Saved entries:
— START —

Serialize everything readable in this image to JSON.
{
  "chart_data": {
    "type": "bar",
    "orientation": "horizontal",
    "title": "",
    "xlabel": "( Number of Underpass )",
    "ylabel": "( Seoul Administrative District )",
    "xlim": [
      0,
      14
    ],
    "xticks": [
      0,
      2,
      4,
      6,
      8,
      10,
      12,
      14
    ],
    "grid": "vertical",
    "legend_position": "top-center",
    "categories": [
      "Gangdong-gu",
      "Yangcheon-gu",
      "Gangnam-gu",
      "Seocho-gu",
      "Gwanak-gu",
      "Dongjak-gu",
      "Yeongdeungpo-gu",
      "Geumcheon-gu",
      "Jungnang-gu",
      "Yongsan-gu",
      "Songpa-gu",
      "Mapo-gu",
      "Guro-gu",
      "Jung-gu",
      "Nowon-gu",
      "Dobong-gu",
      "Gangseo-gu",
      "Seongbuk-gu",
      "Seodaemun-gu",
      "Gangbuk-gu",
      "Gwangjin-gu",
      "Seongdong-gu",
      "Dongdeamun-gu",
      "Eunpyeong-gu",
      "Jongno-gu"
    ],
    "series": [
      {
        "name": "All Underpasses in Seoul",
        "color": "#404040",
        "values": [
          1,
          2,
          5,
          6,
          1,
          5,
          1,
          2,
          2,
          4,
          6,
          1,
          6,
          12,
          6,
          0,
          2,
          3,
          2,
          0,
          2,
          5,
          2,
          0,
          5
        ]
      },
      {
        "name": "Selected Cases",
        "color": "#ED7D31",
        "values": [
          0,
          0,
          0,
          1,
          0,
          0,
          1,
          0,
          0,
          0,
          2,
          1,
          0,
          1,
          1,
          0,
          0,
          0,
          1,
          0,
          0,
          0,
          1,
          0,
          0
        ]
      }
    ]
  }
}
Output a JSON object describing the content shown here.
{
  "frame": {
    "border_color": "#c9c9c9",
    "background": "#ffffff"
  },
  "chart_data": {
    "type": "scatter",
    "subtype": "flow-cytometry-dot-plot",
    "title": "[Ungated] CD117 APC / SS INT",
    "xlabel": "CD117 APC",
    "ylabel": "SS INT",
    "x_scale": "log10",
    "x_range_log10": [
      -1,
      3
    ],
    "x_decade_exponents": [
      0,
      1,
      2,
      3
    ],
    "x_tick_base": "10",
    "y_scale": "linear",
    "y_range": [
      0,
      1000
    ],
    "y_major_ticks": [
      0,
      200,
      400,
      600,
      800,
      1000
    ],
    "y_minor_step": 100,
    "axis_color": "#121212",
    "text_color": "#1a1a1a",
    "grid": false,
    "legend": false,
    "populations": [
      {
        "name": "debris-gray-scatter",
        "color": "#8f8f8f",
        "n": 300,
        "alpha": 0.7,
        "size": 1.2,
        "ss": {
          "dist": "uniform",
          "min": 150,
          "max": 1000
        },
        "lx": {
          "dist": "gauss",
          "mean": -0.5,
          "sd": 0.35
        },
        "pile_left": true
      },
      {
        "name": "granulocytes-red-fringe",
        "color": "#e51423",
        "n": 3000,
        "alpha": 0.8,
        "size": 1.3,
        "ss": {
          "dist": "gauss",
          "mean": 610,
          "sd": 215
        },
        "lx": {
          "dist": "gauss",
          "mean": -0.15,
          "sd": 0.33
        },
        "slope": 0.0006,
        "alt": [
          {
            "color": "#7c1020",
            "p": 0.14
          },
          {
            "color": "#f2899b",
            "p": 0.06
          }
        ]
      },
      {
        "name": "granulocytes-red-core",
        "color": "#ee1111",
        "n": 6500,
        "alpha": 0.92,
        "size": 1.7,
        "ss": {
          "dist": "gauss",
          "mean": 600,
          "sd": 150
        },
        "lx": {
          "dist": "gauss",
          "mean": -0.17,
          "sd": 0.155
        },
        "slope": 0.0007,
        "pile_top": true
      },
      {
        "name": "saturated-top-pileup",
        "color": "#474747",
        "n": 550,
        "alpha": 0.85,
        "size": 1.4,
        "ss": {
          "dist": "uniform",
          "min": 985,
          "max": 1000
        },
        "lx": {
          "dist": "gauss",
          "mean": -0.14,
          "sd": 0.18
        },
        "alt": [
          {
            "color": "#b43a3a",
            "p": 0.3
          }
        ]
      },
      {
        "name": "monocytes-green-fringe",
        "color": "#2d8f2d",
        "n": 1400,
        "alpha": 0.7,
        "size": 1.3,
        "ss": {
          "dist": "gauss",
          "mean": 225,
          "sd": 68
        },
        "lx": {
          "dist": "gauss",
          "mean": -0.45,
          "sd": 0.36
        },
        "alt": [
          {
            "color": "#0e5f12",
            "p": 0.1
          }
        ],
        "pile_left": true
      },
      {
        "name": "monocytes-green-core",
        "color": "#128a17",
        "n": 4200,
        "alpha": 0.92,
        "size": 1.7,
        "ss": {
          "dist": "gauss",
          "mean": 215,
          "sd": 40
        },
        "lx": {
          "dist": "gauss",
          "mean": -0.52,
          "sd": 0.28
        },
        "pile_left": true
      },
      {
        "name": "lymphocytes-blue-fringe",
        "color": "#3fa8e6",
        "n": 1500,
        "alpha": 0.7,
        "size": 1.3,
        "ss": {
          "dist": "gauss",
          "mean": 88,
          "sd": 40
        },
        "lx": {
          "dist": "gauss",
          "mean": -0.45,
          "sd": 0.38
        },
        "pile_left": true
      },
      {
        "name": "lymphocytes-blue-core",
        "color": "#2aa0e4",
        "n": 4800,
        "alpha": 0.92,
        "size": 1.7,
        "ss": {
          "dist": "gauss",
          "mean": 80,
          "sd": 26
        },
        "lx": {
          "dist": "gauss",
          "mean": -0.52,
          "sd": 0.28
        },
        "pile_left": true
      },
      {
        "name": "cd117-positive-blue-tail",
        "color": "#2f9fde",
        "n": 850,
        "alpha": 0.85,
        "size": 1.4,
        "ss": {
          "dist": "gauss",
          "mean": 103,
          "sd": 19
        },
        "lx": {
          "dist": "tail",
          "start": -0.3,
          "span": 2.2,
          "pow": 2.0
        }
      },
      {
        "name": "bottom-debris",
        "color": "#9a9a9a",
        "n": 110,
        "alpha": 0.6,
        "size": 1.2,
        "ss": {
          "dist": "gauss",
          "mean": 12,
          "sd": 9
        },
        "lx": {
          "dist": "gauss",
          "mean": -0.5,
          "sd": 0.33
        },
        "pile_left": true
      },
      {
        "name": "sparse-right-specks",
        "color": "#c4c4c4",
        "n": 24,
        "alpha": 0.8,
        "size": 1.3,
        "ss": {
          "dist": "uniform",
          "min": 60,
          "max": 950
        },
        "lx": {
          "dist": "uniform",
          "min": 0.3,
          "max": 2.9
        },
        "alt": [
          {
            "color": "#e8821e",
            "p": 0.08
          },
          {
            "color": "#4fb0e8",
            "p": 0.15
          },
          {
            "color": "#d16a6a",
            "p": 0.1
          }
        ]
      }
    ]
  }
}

— END —

Find every line that has "monocytes" in it, then return those lines.

ANSWER IN FULL:
        "name": "monocytes-green-fringe",
        "name": "monocytes-green-core",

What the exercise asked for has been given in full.